-- start --

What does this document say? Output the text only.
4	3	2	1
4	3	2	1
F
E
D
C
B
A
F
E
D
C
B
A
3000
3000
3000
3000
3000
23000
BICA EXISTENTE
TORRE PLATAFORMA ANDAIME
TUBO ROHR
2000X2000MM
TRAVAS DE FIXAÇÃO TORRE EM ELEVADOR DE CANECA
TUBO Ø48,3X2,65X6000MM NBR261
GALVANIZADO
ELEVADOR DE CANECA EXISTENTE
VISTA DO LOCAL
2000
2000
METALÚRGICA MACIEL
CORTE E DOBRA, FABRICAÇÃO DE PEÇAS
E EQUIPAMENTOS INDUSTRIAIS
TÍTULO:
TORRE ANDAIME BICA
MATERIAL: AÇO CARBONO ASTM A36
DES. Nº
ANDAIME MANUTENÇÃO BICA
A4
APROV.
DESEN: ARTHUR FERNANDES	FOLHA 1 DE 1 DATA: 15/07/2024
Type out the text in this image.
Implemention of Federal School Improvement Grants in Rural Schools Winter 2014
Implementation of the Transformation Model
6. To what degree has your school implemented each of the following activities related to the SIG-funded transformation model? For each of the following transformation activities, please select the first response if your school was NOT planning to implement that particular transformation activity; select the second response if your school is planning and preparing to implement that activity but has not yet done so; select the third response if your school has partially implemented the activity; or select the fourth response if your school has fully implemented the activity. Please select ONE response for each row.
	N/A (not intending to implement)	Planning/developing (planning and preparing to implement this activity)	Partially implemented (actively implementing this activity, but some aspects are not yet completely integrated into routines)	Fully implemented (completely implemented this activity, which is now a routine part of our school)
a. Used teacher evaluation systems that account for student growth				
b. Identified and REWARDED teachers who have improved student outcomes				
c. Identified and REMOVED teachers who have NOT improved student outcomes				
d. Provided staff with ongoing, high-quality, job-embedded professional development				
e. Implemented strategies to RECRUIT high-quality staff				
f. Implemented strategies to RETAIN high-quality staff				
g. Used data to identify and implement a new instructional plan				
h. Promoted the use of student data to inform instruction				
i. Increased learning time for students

-- end --

What you are asked to do >>
Extract from the material all lines containing the string "TUBO".

The response >>
TUBO ROHR
TUBO Ø48,3X2,65X6000MM NBR261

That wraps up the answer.